Supplied material:
══════════
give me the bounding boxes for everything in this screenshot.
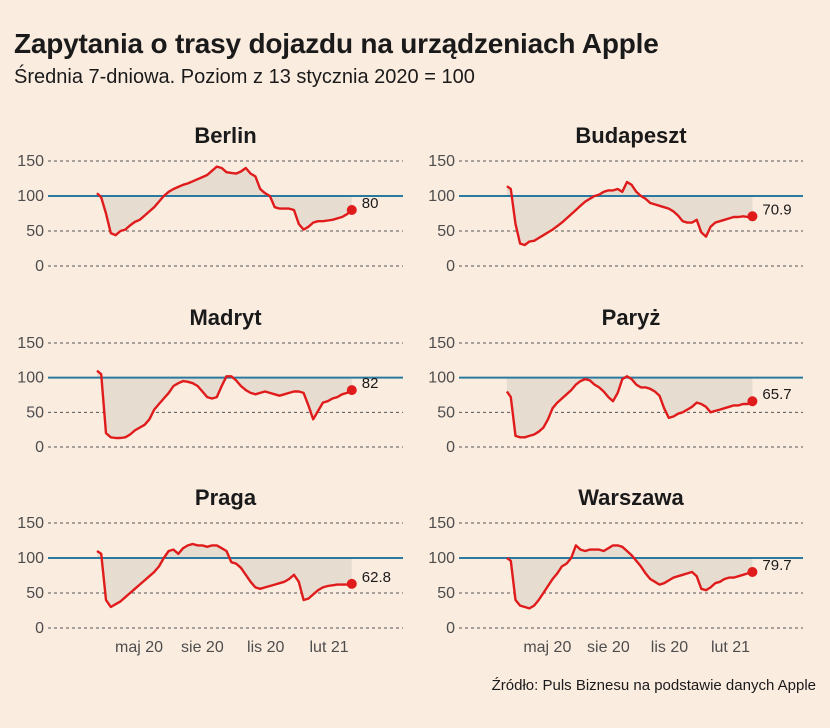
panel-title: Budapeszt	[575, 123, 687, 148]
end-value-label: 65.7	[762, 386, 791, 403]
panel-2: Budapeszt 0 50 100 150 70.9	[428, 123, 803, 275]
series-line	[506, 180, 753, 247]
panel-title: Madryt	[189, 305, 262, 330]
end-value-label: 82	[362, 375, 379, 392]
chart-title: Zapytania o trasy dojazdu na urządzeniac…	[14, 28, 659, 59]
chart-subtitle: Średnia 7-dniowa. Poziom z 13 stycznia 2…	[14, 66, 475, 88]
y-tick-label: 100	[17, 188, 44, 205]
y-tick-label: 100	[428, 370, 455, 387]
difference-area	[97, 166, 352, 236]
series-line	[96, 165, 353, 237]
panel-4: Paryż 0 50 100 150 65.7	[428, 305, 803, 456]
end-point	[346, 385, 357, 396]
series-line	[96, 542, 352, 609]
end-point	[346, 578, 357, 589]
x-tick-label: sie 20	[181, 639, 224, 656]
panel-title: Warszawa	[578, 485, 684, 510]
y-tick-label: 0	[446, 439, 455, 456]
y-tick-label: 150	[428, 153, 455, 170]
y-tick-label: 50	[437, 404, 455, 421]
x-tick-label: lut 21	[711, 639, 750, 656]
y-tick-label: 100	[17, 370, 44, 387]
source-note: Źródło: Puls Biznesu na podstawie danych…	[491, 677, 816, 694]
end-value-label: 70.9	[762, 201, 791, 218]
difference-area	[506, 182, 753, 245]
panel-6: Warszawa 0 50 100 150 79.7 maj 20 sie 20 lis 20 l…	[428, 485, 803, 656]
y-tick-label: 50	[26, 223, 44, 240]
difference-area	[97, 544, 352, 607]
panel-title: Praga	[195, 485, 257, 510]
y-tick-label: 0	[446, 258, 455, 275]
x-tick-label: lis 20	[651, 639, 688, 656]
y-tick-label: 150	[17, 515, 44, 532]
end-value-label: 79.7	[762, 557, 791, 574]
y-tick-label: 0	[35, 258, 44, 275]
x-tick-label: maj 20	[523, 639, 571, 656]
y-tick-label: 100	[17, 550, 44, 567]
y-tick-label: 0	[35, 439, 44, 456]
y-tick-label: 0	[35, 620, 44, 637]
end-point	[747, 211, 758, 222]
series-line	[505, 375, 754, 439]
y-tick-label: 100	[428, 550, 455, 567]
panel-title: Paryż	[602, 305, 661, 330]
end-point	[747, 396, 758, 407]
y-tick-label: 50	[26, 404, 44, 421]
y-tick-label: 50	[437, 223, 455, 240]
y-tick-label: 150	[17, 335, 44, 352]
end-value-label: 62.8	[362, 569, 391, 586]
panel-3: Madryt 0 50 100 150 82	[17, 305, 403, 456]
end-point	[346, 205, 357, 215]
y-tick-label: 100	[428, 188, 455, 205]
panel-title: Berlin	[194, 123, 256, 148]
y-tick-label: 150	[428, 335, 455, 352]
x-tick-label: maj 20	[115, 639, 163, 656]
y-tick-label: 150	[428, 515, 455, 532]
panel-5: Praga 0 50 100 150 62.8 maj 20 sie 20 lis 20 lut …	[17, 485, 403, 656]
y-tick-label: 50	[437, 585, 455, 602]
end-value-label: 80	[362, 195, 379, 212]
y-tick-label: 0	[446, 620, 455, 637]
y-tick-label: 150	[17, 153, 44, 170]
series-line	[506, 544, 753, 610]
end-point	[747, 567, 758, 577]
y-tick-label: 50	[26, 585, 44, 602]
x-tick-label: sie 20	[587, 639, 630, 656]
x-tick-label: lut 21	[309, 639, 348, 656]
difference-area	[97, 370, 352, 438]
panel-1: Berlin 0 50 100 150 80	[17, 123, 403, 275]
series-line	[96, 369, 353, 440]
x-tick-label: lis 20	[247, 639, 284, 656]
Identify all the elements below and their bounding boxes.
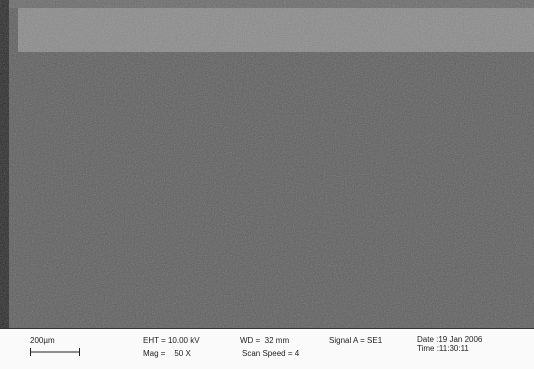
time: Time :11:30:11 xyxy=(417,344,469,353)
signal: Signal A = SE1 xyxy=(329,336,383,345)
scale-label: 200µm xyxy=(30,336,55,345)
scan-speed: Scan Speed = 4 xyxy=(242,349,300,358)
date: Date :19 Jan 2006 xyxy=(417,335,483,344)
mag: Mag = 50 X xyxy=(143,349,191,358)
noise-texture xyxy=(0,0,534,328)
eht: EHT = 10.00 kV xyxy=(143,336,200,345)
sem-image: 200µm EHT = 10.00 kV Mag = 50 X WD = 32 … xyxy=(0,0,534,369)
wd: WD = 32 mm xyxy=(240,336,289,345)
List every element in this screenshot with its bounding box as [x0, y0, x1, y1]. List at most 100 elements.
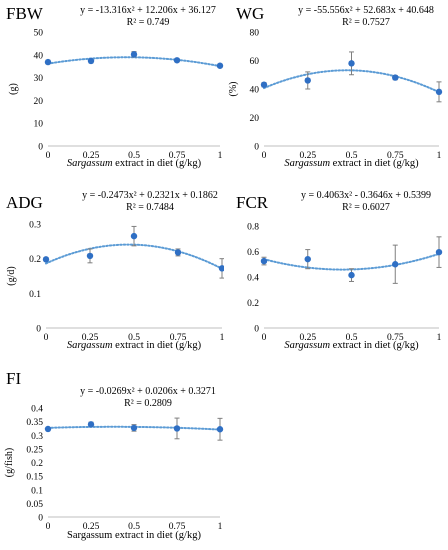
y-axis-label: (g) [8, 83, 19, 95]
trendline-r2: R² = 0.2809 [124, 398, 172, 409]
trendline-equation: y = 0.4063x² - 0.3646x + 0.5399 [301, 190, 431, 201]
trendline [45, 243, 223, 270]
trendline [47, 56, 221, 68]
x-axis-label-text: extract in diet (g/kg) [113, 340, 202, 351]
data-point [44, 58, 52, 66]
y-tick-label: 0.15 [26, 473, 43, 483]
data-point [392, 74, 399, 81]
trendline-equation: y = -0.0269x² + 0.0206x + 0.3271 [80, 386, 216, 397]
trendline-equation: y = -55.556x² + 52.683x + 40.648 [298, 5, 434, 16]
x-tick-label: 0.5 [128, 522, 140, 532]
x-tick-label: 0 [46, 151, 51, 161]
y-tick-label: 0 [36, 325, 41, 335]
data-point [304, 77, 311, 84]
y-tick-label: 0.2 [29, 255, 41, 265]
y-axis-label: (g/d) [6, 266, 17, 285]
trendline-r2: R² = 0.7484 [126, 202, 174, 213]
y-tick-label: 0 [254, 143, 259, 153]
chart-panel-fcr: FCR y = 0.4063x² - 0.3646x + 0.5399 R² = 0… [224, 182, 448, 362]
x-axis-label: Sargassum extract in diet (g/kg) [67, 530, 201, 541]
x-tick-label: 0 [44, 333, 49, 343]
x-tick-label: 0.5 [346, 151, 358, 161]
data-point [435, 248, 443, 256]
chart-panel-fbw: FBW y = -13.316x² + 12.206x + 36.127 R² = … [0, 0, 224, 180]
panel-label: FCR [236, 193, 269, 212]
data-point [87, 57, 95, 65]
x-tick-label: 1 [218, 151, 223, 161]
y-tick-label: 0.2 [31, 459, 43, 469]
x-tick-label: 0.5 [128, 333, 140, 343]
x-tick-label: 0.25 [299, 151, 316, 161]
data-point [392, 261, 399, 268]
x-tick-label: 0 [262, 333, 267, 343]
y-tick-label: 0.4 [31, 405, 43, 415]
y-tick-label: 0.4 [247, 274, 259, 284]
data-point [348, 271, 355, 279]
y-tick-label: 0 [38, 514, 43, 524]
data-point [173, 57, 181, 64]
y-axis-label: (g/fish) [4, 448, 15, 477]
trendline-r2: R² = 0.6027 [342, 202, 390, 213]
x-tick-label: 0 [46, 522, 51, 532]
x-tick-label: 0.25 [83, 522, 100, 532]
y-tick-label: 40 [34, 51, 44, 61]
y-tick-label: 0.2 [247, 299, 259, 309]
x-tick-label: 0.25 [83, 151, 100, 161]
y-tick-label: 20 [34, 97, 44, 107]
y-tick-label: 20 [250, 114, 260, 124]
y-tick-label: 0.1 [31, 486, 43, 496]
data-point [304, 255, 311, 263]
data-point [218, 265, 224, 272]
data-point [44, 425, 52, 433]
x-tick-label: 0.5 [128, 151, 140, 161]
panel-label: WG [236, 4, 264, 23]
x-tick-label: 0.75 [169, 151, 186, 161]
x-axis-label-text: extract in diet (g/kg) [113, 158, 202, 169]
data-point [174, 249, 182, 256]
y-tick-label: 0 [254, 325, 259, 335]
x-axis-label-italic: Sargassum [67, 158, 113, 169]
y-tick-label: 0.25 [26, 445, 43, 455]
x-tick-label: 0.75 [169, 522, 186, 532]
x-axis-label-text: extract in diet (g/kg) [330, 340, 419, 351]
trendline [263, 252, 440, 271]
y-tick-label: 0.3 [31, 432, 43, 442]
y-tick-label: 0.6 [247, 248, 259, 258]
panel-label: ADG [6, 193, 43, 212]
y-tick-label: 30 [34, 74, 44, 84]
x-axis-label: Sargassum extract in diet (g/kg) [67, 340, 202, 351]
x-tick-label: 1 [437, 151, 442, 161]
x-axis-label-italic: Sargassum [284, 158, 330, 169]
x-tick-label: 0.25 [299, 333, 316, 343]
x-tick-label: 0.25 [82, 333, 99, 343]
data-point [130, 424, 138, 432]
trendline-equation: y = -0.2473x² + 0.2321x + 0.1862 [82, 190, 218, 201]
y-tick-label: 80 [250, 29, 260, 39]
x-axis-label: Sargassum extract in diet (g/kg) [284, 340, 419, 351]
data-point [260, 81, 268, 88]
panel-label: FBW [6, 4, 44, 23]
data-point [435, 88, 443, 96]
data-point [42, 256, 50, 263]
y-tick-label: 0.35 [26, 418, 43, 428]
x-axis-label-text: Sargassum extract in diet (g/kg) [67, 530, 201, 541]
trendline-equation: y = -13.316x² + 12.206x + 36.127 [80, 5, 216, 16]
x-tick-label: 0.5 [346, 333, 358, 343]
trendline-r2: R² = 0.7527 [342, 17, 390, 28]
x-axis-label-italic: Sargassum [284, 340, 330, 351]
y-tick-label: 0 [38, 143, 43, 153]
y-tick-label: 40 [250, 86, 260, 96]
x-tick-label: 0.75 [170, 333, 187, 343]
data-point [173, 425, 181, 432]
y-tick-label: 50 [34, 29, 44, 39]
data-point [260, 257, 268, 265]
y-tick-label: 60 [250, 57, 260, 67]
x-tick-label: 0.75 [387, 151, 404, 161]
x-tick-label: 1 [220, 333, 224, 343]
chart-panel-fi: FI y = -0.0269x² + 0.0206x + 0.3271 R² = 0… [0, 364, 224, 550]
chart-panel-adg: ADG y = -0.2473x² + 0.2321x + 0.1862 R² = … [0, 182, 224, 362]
══════════
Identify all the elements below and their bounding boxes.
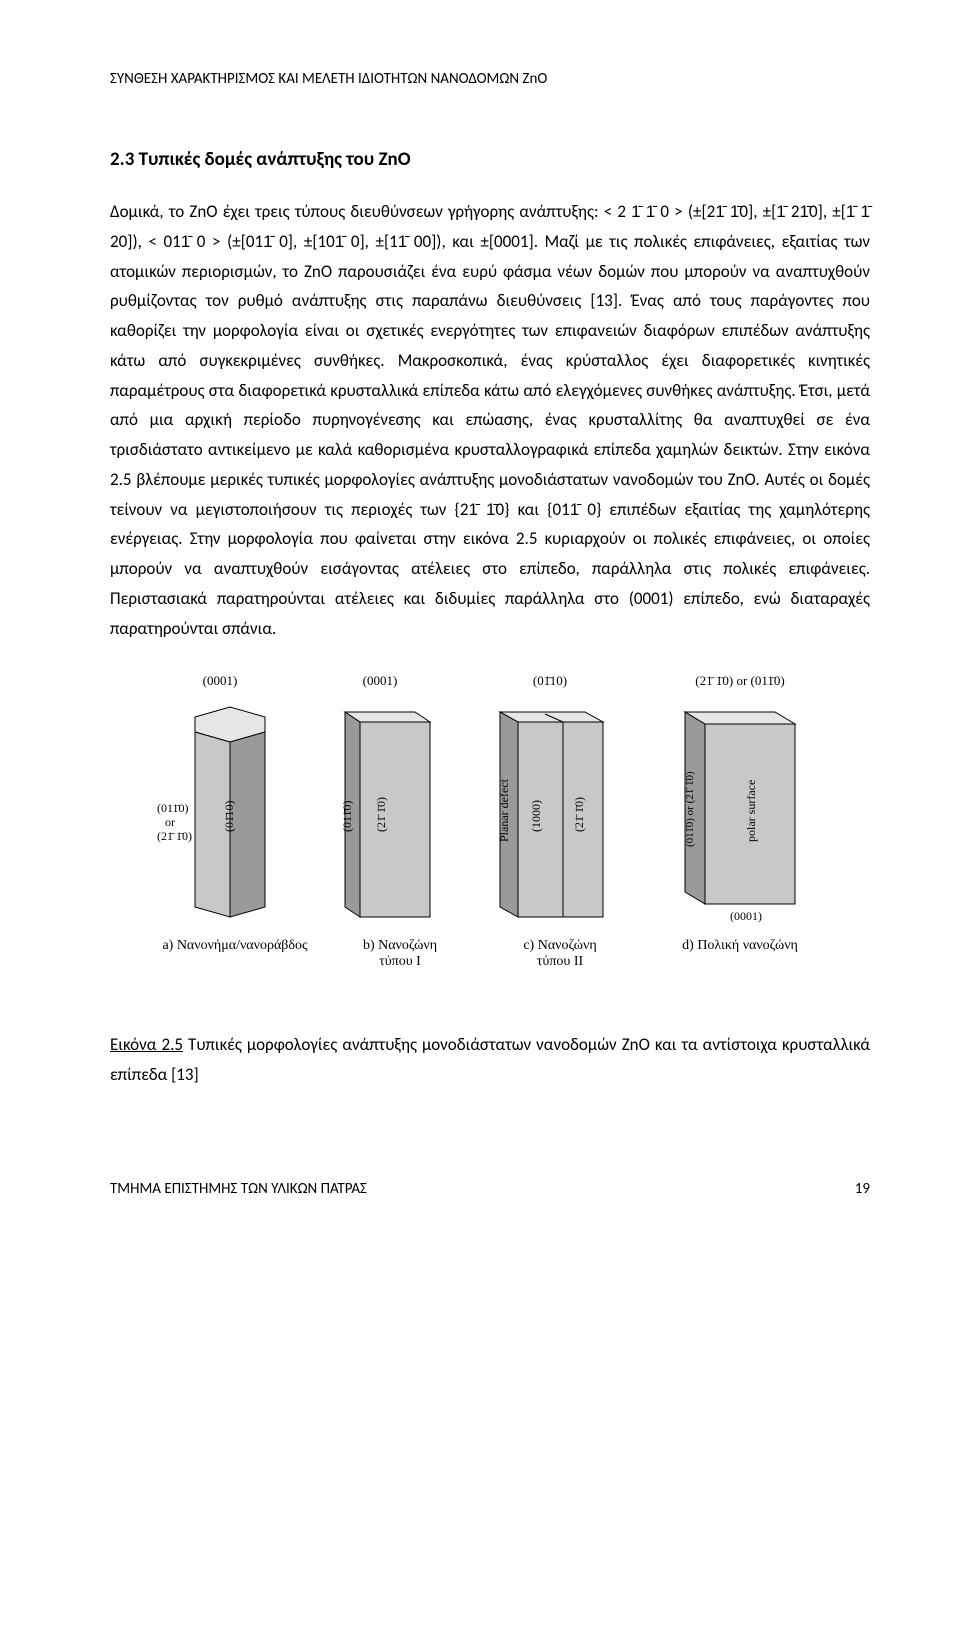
══════════
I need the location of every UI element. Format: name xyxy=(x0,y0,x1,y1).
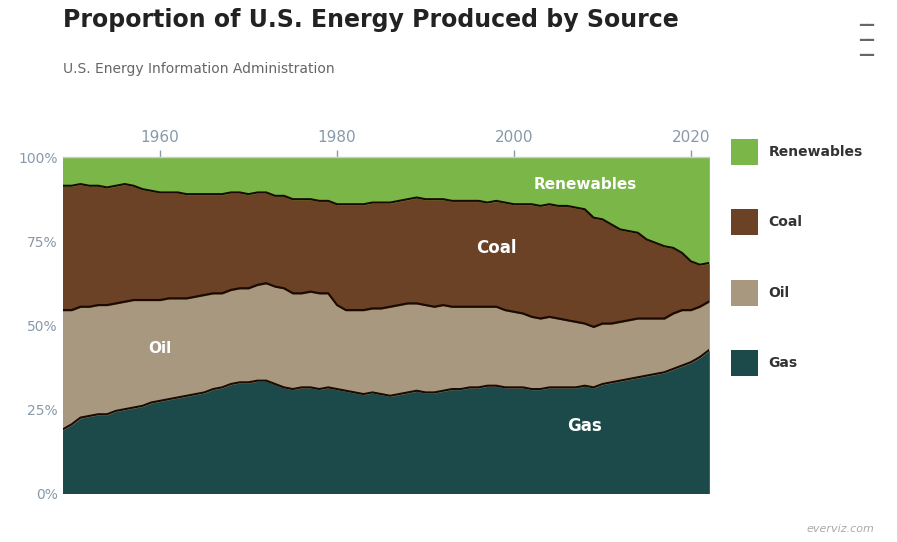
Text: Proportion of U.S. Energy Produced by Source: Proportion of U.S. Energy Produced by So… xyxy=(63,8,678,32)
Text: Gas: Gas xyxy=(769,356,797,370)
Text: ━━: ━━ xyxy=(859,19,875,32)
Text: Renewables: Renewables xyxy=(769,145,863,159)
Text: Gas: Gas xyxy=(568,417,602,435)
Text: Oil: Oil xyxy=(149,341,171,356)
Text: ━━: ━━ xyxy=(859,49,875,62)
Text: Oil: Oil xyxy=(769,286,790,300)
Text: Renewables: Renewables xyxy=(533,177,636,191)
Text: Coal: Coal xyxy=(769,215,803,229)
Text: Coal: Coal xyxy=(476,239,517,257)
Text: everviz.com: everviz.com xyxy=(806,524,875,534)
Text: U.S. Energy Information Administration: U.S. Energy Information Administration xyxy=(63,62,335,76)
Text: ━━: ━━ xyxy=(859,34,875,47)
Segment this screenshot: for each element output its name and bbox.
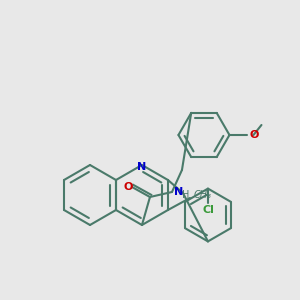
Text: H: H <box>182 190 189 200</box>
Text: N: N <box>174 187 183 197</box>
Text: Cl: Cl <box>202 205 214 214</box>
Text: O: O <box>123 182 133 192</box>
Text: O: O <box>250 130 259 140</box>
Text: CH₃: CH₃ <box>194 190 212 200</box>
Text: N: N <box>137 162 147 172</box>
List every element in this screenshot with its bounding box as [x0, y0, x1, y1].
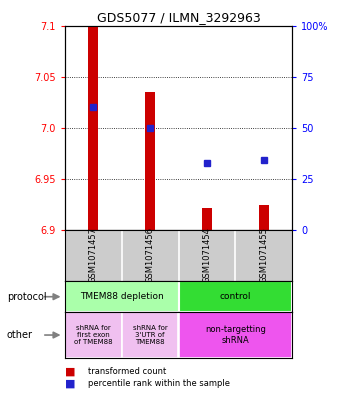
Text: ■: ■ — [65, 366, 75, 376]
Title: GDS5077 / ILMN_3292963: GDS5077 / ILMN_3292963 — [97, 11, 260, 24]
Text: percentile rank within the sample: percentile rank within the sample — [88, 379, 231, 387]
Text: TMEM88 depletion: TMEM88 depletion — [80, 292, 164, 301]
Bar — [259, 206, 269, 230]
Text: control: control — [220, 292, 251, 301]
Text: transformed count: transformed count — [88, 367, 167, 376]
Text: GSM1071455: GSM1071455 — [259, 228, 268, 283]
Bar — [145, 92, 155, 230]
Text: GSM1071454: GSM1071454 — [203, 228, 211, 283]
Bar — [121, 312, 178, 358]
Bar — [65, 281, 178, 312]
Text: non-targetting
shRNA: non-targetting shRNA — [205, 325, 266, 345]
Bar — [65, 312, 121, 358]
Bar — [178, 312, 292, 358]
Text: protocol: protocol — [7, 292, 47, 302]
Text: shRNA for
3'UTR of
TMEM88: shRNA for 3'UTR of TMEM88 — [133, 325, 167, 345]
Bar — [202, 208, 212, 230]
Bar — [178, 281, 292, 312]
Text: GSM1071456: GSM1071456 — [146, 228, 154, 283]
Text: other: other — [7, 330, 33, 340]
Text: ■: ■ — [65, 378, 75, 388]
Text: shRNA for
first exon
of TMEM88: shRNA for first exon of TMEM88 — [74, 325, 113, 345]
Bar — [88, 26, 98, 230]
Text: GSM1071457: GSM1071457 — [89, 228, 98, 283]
══════════
What you have to do: Write out the records from the line that has "most 100 elements." through the line that has "x-tick-label: 1 [218, 151, 223, 161]", keeping both of those lines, and omit the pictures.

Task output:
List every element in this screenshot with its bounding box as [x0, y0, x1, y1]. List at most 100 elements.
y-axis-label: (g) [8, 83, 19, 95]
trendline-r2: R² = 0.2809 [124, 398, 172, 409]
trendline-equation: y = 0.4063x² - 0.3646x + 0.5399 [301, 190, 431, 201]
trendline [45, 243, 223, 270]
trendline [47, 56, 221, 68]
x-axis-label-text: extract in diet (g/kg) [113, 340, 202, 351]
data-point [44, 58, 52, 66]
y-tick-label: 0.15 [26, 473, 43, 483]
data-point [392, 74, 399, 81]
trendline-equation: y = -0.0269x² + 0.0206x + 0.3271 [80, 386, 216, 397]
trendline-equation: y = -55.556x² + 52.683x + 40.648 [298, 5, 434, 16]
x-tick-label: 0.5 [128, 522, 140, 532]
x-tick-label: 0 [46, 151, 51, 161]
y-tick-label: 0 [36, 325, 41, 335]
data-point [304, 77, 311, 84]
y-tick-label: 0.2 [29, 255, 41, 265]
y-axis-label: (g/d) [6, 266, 17, 285]
trendline-r2: R² = 0.7484 [126, 202, 174, 213]
y-tick-label: 0 [254, 143, 259, 153]
chart-panel-fcr: FCR y = 0.4063x² - 0.3646x + 0.5399 R² = 0… [224, 182, 448, 362]
x-axis-label: Sargassum extract in diet (g/kg) [67, 530, 201, 541]
x-tick-label: 0 [44, 333, 49, 343]
x-tick-label: 0.5 [346, 151, 358, 161]
data-point [435, 248, 443, 256]
chart-panel-fbw: FBW y = -13.316x² + 12.206x + 36.127 R² = … [0, 0, 224, 180]
panel-label: FCR [236, 193, 269, 212]
data-point [87, 57, 95, 65]
x-tick-label: 1 [218, 151, 223, 161]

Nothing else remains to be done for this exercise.